Top of Extracted information

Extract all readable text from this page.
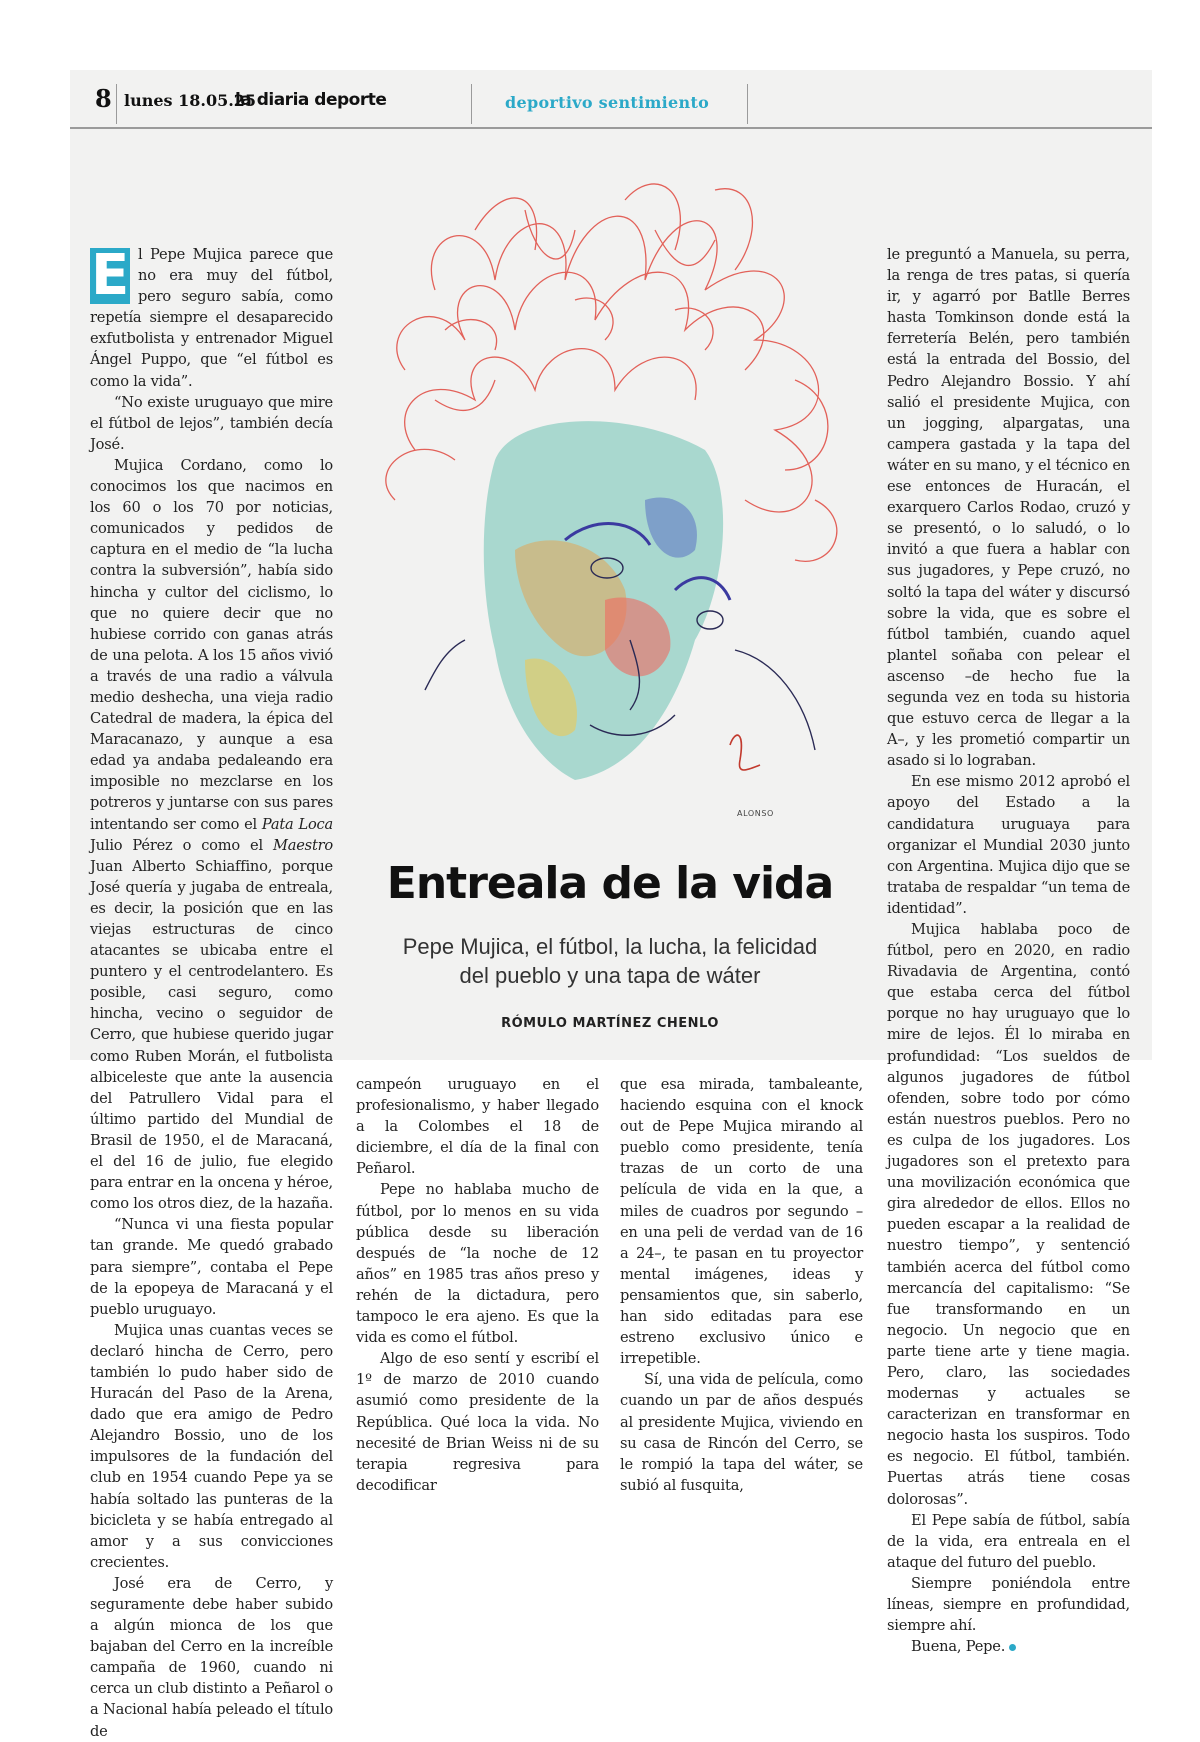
8 lunes 18.05.25
la diaria deporte	deportivo sentimiento
ALONSO
Entreala de la vida
Pepe Mujica, el fútbol, la lucha, la felicidad
del pueblo y una tapa de wáter
RÓMULO MARTÍNEZ CHENLO

E l Pepe Mujica parece que no era muy del fútbol, pero seguro sabía, como repetía siempre el desaparecido exfutbolista y entrenador Miguel Ángel Puppo, que “el fútbol es como la vida”.

“No existe uruguayo que mire el fútbol de lejos”, también decía José.

Mujica Cordano, como lo conocimos los que nacimos en los 60 o los 70 por noticias, comunicados y pedidos de captura en el medio de “la lucha contra la subversión”, había sido hincha y cultor del ciclismo, lo que no quiere decir que no hubiese corrido con ganas atrás de una pelota. A los 15 años vivió a través de una radio a válvula medio deshecha, una vieja radio Catedral de madera, la épica del Maracanazo, y aunque a esa edad ya andaba pedaleando era imposible no mezclarse en los potreros y juntarse con sus pares intentando ser como el Pata Loca Julio Pérez o como el Maestro Juan Alberto Schiaffino, porque José quería y jugaba de entreala, es decir, la posición que en las viejas estructuras de cinco atacantes se ubicaba entre el puntero y el centrodelantero. Es posible, casi seguro, como hincha, vecino o seguidor de Cerro, que hubiese querido jugar como Ruben Morán, el futbolista albiceleste que ante la ausencia del Patrullero Vidal para el último partido del Mundial de Brasil de 1950, el de Maracaná, el del 16 de julio, fue elegido para entrar en la oncena y héroe, como los otros diez, de la hazaña.

“Nunca vi una fiesta popular tan grande. Me quedó grabado para siempre”, contaba el Pepe de la epopeya de Maracaná y el pueblo uruguayo.

Mujica unas cuantas veces se declaró hincha de Cerro, pero también lo pudo haber sido de Huracán del Paso de la Arena, dado que era amigo de Pedro Alejandro Bossio, uno de los impulsores de la fundación del club en 1954 cuando Pepe ya se había soltado las punteras de la bicicleta y se había entregado al amor y a sus convicciones crecientes.

José era de Cerro, y seguramente debe haber subido a algún mionca de los que bajaban del Cerro en la increíble campaña de 1960, cuando ni cerca un club distinto a Peñarol o a Nacional había peleado el título de

campeón uruguayo en el profesionalismo, y haber llegado a la Colombes el 18 de diciembre, el día de la final con Peñarol.

Pepe no hablaba mucho de fútbol, por lo menos en su vida pública desde su liberación después de “la noche de 12 años” en 1985 tras años preso y rehén de la dictadura, pero tampoco le era ajeno. Es que la vida es como el fútbol.

Algo de eso sentí y escribí el 1º de marzo de 2010 cuando asumió como presidente de la República. Qué loca la vida. No necesité de Brian Weiss ni de su terapia regresiva para decodificar

que esa mirada, tambaleante, haciendo esquina con el knock out de Pepe Mujica mirando al pueblo como presidente, tenía trazas de un corto de una película de vida en la que, a miles de cuadros por segundo –en una peli de verdad van de 16 a 24–, te pasan en tu proyector mental imágenes, ideas y pensamientos que, sin saberlo, han sido editadas para ese estreno exclusivo único e irrepetible.

Sí, una vida de película, como cuando un par de años después al presidente Mujica, viviendo en su casa de Rincón del Cerro, se le rompió la tapa del wáter, se subió al fusquita,

le preguntó a Manuela, su perra, la renga de tres patas, si quería ir, y agarró por Batlle Berres hasta Tomkinson donde está la ferretería Belén, pero también está la entrada del Bossio, del Pedro Alejandro Bossio. Y ahí salió el presidente Mujica, con un jogging, alpargatas, una campera gastada y la tapa del wáter en su mano, y el técnico en ese entonces de Huracán, el exarquero Carlos Rodao, cruzó y se presentó, o lo saludó, o lo invitó a que fuera a hablar con sus jugadores, y Pepe cruzó, no soltó la tapa del wáter y discursó sobre la vida, que es sobre el fútbol también, cuando aquel plantel soñaba con pelear el ascenso –de hecho fue la segunda vez en toda su historia que estuvo cerca de llegar a la A–, y les prometió compartir un asado si lo lograban.

En ese mismo 2012 aprobó el apoyo del Estado a la candidatura uruguaya para organizar el Mundial 2030 junto con Argentina. Mujica dijo que se trataba de respaldar “un tema de identidad”.

Mujica hablaba poco de fútbol, pero en 2020, en radio Rivadavia de Argentina, contó que estaba cerca del fútbol porque no hay uruguayo que lo mire de lejos. Él lo miraba en profundidad: “Los sueldos de algunos jugadores de fútbol ofenden, sobre todo por cómo están nuestros pueblos. Pero no es culpa de los jugadores. Los jugadores son el pretexto para una movilización económica que gira alrededor de ellos. Ellos no pueden escapar a la realidad de nuestro tiempo”, y sentenció también acerca del fútbol como mercancía del capitalismo: “Se fue transformando en un negocio. Un negocio que en parte tiene arte y tiene magia. Pero, claro, las sociedades modernas y actuales se caracterizan en transformar en negocio hasta los suspiros. Todo es negocio. El fútbol, también. Puertas atrás tiene cosas dolorosas”.

El Pepe sabía de fútbol, sabía de la vida, era entreala en el ataque del futuro del pueblo.

Siempre poniéndola entre líneas, siempre en profundidad, siempre ahí.

Buena, Pepe.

Bottom of Extracted information

- [Work task]:
Although the records contain pictures, your copy should hold only the text, reproduced exactly.

- [Answer for this exercise]:
Extract all readable text from this page.
8 lunes 18.05.25
la diaria deporte	deportivo sentimiento
ALONSO
Entreala de la vida
Pepe Mujica, el fútbol, la lucha, la felicidad
del pueblo y una tapa de wáter
RÓMULO MARTÍNEZ CHENLO

E l Pepe Mujica parece que no era muy del fútbol, pero seguro sabía, como repetía siempre el desaparecido exfutbolista y entrenador Miguel Ángel Puppo, que “el fútbol es como la vida”.

“No existe uruguayo que mire el fútbol de lejos”, también decía José.

Mujica Cordano, como lo conocimos los que nacimos en los 60 o los 70 por noticias, comunicados y pedidos de captura en el medio de “la lucha contra la subversión”, había sido hincha y cultor del ciclismo, lo que no quiere decir que no hubiese corrido con ganas atrás de una pelota. A los 15 años vivió a través de una radio a válvula medio deshecha, una vieja radio Catedral de madera, la épica del Maracanazo, y aunque a esa edad ya andaba pedaleando era imposible no mezclarse en los potreros y juntarse con sus pares intentando ser como el Pata Loca Julio Pérez o como el Maestro Juan Alberto Schiaffino, porque José quería y jugaba de entreala, es decir, la posición que en las viejas estructuras de cinco atacantes se ubicaba entre el puntero y el centrodelantero. Es posible, casi seguro, como hincha, vecino o seguidor de Cerro, que hubiese querido jugar como Ruben Morán, el futbolista albiceleste que ante la ausencia del Patrullero Vidal para el último partido del Mundial de Brasil de 1950, el de Maracaná, el del 16 de julio, fue elegido para entrar en la oncena y héroe, como los otros diez, de la hazaña.

“Nunca vi una fiesta popular tan grande. Me quedó grabado para siempre”, contaba el Pepe de la epopeya de Maracaná y el pueblo uruguayo.

Mujica unas cuantas veces se declaró hincha de Cerro, pero también lo pudo haber sido de Huracán del Paso de la Arena, dado que era amigo de Pedro Alejandro Bossio, uno de los impulsores de la fundación del club en 1954 cuando Pepe ya se había soltado las punteras de la bicicleta y se había entregado al amor y a sus convicciones crecientes.

José era de Cerro, y seguramente debe haber subido a algún mionca de los que bajaban del Cerro en la increíble campaña de 1960, cuando ni cerca un club distinto a Peñarol o a Nacional había peleado el título de

campeón uruguayo en el profesionalismo, y haber llegado a la Colombes el 18 de diciembre, el día de la final con Peñarol.

Pepe no hablaba mucho de fútbol, por lo menos en su vida pública desde su liberación después de “la noche de 12 años” en 1985 tras años preso y rehén de la dictadura, pero tampoco le era ajeno. Es que la vida es como el fútbol.

Algo de eso sentí y escribí el 1º de marzo de 2010 cuando asumió como presidente de la República. Qué loca la vida. No necesité de Brian Weiss ni de su terapia regresiva para decodificar

que esa mirada, tambaleante, haciendo esquina con el knock out de Pepe Mujica mirando al pueblo como presidente, tenía trazas de un corto de una película de vida en la que, a miles de cuadros por segundo –en una peli de verdad van de 16 a 24–, te pasan en tu proyector mental imágenes, ideas y pensamientos que, sin saberlo, han sido editadas para ese estreno exclusivo único e irrepetible.

Sí, una vida de película, como cuando un par de años después al presidente Mujica, viviendo en su casa de Rincón del Cerro, se le rompió la tapa del wáter, se subió al fusquita,

le preguntó a Manuela, su perra, la renga de tres patas, si quería ir, y agarró por Batlle Berres hasta Tomkinson donde está la ferretería Belén, pero también está la entrada del Bossio, del Pedro Alejandro Bossio. Y ahí salió el presidente Mujica, con un jogging, alpargatas, una campera gastada y la tapa del wáter en su mano, y el técnico en ese entonces de Huracán, el exarquero Carlos Rodao, cruzó y se presentó, o lo saludó, o lo invitó a que fuera a hablar con sus jugadores, y Pepe cruzó, no soltó la tapa del wáter y discursó sobre la vida, que es sobre el fútbol también, cuando aquel plantel soñaba con pelear el ascenso –de hecho fue la segunda vez en toda su historia que estuvo cerca de llegar a la A–, y les prometió compartir un asado si lo lograban.

En ese mismo 2012 aprobó el apoyo del Estado a la candidatura uruguaya para organizar el Mundial 2030 junto con Argentina. Mujica dijo que se trataba de respaldar “un tema de identidad”.

Mujica hablaba poco de fútbol, pero en 2020, en radio Rivadavia de Argentina, contó que estaba cerca del fútbol porque no hay uruguayo que lo mire de lejos. Él lo miraba en profundidad: “Los sueldos de algunos jugadores de fútbol ofenden, sobre todo por cómo están nuestros pueblos. Pero no es culpa de los jugadores. Los jugadores son el pretexto para una movilización económica que gira alrededor de ellos. Ellos no pueden escapar a la realidad de nuestro tiempo”, y sentenció también acerca del fútbol como mercancía del capitalismo: “Se fue transformando en un negocio. Un negocio que en parte tiene arte y tiene magia. Pero, claro, las sociedades modernas y actuales se caracterizan en transformar en negocio hasta los suspiros. Todo es negocio. El fútbol, también. Puertas atrás tiene cosas dolorosas”.

El Pepe sabía de fútbol, sabía de la vida, era entreala en el ataque del futuro del pueblo.

Siempre poniéndola entre líneas, siempre en profundidad, siempre ahí.

Buena, Pepe.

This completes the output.